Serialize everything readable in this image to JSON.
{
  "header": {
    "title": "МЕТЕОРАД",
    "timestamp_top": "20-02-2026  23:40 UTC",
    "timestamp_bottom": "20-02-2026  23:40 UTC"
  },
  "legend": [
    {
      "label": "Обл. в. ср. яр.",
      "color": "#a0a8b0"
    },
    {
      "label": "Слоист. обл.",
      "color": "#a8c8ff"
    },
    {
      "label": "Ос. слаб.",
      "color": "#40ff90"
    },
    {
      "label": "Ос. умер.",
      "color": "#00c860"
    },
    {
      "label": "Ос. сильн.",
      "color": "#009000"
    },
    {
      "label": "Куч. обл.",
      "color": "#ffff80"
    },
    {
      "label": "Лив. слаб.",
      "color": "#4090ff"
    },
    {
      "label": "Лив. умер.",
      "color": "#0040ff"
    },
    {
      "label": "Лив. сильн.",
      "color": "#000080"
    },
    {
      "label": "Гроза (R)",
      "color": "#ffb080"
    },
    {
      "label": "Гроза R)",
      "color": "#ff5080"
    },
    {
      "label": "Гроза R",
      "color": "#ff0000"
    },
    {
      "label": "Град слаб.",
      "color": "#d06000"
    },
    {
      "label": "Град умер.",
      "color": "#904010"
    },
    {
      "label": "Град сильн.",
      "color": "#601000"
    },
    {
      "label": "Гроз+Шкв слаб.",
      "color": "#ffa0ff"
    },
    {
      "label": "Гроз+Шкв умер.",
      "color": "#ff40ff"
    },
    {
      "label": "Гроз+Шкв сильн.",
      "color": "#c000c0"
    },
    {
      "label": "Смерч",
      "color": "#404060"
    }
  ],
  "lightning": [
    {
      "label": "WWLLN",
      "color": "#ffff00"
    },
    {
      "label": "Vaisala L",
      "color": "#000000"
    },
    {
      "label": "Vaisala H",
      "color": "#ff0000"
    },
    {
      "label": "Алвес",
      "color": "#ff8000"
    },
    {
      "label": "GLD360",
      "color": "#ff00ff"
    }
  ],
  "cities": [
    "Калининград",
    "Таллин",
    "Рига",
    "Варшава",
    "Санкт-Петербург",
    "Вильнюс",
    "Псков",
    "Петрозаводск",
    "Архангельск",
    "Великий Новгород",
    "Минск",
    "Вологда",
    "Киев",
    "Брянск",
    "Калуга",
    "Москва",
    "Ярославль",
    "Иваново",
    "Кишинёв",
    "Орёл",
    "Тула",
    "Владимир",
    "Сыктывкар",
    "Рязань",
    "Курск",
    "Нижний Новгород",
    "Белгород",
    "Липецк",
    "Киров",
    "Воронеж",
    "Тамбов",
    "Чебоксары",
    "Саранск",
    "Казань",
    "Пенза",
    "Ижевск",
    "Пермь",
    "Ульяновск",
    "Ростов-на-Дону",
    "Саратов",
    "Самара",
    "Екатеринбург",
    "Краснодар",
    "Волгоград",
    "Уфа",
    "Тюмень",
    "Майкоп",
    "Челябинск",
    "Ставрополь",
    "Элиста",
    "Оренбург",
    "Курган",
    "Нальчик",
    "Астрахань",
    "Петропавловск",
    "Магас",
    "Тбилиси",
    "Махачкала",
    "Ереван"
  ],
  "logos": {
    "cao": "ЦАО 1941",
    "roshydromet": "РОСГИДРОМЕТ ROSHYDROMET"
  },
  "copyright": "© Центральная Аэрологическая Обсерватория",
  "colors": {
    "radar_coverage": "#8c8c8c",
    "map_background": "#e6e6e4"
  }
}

━━━━━━━━━━

Your task is to gather every line with the word "умер" and copy it.

      "label": "Ос. умер.",
      "label": "Лив. умер.",
      "label": "Град умер.",
      "label": "Гроз+Шкв умер.",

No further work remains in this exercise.